YOUR TASK -
Transcribe every line of the listing below without any deviation.

------ EXTRACTED INFORMATION ------

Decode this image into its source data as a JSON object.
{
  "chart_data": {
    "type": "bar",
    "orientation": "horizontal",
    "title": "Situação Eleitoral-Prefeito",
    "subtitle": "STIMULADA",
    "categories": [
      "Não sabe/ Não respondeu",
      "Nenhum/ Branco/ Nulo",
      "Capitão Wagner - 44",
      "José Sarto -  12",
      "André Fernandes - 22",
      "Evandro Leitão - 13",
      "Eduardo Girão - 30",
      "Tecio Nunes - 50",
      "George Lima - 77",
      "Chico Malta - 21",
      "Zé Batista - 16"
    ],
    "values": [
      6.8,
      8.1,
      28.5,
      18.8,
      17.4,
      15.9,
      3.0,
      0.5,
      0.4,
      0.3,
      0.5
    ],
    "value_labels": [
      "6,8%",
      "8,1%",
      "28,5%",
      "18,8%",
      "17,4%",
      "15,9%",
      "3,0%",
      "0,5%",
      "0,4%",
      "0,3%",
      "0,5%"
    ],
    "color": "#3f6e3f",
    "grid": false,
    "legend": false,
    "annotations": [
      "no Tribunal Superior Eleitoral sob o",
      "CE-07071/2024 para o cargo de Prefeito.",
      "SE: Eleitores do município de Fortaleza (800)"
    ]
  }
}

------

ANSWER TO THE EXERCISE -
Decode this image into its source data as a JSON object.
{
  "chart_data": {
    "type": "bar",
    "orientation": "horizontal",
    "title": "Situação Eleitoral-Prefeito",
    "subtitle": "STIMULADA",
    "categories": [
      "Não sabe/ Não respondeu",
      "Nenhum/ Branco/ Nulo",
      "Capitão Wagner - 44",
      "José Sarto -  12",
      "André Fernandes - 22",
      "Evandro Leitão - 13",
      "Eduardo Girão - 30",
      "Tecio Nunes - 50",
      "George Lima - 77",
      "Chico Malta - 21",
      "Zé Batista - 16"
    ],
    "values": [
      6.8,
      8.1,
      28.5,
      18.8,
      17.4,
      15.9,
      3.0,
      0.5,
      0.4,
      0.3,
      0.5
    ],
    "value_labels": [
      "6,8%",
      "8,1%",
      "28,5%",
      "18,8%",
      "17,4%",
      "15,9%",
      "3,0%",
      "0,5%",
      "0,4%",
      "0,3%",
      "0,5%"
    ],
    "color": "#3f6e3f",
    "grid": false,
    "legend": false,
    "annotations": [
      "no Tribunal Superior Eleitoral sob o",
      "CE-07071/2024 para o cargo de Prefeito.",
      "SE: Eleitores do município de Fortaleza (800)"
    ]
  }
}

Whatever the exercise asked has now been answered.